Check each line for the word "screenshot" and give how many have it. Say nothing else.
==================================================
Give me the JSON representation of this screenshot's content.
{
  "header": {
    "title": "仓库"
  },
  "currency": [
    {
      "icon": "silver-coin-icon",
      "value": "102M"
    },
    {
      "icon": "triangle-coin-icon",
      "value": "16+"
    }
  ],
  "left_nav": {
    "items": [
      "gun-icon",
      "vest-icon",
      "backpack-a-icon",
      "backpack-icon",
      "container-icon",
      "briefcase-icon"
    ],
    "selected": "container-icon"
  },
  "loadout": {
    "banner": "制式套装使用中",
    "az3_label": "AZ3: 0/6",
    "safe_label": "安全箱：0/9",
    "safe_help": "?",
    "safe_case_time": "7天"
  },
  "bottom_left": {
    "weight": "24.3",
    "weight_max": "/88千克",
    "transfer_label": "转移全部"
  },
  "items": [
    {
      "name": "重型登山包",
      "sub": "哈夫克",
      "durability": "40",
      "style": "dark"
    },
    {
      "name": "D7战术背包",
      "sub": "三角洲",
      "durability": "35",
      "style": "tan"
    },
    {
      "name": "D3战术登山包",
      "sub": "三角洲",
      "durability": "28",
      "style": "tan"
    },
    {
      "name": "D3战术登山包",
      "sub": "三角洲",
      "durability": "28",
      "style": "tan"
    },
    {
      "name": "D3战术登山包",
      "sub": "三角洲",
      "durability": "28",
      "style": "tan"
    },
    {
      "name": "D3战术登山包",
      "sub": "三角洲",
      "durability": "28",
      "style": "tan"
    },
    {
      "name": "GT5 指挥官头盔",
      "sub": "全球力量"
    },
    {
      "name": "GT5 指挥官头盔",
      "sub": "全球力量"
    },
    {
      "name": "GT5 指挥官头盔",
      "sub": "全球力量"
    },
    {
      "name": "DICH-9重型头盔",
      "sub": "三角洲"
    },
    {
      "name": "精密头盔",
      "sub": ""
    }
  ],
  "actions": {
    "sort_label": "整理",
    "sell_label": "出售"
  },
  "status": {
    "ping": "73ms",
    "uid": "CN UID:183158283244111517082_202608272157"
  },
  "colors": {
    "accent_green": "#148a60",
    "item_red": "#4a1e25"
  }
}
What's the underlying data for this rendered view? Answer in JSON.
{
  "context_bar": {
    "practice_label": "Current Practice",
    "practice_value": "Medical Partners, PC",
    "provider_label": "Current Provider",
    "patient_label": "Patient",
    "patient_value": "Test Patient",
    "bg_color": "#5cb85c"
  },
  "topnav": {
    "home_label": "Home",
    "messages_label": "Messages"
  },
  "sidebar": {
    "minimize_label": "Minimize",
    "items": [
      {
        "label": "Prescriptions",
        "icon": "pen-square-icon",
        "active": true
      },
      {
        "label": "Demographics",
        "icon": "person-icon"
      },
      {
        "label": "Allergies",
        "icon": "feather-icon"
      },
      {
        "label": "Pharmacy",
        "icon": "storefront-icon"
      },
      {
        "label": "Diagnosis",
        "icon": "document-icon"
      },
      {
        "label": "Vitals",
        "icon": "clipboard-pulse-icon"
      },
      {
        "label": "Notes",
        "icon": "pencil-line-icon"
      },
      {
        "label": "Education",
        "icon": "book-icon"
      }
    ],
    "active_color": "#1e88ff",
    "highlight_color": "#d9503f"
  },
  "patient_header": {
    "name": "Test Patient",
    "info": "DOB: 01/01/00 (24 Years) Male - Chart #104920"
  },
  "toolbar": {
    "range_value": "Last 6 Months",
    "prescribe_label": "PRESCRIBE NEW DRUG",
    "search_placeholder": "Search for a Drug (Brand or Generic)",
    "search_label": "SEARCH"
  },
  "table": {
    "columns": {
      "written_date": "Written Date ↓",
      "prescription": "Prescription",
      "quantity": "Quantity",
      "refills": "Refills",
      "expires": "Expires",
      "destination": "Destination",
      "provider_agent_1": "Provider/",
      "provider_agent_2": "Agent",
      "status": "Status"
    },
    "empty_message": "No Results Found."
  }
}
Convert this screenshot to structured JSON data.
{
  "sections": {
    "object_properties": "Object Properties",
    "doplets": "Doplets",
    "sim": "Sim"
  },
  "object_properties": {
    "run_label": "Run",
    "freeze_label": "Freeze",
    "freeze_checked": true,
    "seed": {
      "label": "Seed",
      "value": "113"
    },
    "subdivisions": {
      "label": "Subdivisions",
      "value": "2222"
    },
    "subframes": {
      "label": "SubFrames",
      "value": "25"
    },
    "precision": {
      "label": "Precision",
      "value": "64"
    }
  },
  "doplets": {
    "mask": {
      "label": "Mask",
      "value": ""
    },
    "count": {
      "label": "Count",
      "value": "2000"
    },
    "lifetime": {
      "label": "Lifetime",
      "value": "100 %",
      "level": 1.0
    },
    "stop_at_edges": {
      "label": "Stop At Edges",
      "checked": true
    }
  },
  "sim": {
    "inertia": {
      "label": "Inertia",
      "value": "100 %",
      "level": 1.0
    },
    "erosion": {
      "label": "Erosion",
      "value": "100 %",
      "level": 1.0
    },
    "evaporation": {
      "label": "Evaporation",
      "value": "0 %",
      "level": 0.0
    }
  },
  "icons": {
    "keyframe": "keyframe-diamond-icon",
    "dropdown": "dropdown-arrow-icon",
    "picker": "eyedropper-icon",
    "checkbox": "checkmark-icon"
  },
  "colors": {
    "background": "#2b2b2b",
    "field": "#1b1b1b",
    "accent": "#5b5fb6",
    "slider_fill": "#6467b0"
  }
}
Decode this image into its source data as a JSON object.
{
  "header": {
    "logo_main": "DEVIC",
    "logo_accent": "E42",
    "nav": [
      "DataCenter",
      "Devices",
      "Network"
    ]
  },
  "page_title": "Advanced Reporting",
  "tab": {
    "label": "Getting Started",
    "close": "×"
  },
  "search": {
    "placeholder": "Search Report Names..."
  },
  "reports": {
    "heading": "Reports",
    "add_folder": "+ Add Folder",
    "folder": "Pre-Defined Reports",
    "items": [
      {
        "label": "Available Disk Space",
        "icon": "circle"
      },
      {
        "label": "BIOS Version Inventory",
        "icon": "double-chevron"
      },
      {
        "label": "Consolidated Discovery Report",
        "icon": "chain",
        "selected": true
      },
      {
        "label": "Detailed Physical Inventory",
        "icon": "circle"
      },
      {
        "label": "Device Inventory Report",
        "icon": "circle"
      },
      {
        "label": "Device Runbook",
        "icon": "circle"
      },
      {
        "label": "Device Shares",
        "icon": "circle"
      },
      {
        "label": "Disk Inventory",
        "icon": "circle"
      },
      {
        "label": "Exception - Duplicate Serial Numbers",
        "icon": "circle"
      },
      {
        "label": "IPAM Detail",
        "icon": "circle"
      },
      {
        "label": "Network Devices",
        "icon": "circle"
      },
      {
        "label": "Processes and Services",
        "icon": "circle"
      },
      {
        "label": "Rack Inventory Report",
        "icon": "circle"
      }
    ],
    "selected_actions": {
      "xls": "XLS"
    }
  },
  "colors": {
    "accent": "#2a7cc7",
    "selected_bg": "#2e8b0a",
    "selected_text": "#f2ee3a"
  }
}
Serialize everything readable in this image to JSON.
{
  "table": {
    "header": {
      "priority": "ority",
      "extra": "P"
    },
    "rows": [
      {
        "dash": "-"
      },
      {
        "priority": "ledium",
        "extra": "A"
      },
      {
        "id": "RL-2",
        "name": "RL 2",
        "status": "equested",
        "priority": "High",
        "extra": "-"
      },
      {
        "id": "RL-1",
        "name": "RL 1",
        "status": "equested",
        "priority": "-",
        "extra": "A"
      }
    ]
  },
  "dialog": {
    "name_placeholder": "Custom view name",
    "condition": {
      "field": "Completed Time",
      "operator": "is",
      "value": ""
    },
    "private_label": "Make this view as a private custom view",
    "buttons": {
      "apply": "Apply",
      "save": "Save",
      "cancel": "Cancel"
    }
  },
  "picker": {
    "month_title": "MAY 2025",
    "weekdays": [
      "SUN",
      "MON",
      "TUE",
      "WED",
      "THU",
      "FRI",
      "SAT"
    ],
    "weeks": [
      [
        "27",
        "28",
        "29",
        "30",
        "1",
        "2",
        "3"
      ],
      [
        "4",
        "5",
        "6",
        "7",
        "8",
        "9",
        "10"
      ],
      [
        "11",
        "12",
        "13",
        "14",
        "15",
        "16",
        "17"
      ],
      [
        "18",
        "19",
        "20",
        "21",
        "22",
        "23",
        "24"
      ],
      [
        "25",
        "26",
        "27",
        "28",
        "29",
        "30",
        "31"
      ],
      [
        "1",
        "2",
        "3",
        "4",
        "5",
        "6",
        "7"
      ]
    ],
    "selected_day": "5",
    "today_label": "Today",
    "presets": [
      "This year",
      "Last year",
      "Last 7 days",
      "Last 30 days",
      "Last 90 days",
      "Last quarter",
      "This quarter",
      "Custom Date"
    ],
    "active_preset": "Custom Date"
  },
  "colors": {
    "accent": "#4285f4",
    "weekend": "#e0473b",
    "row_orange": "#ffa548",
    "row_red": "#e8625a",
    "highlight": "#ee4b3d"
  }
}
==================================================
Answer below>
2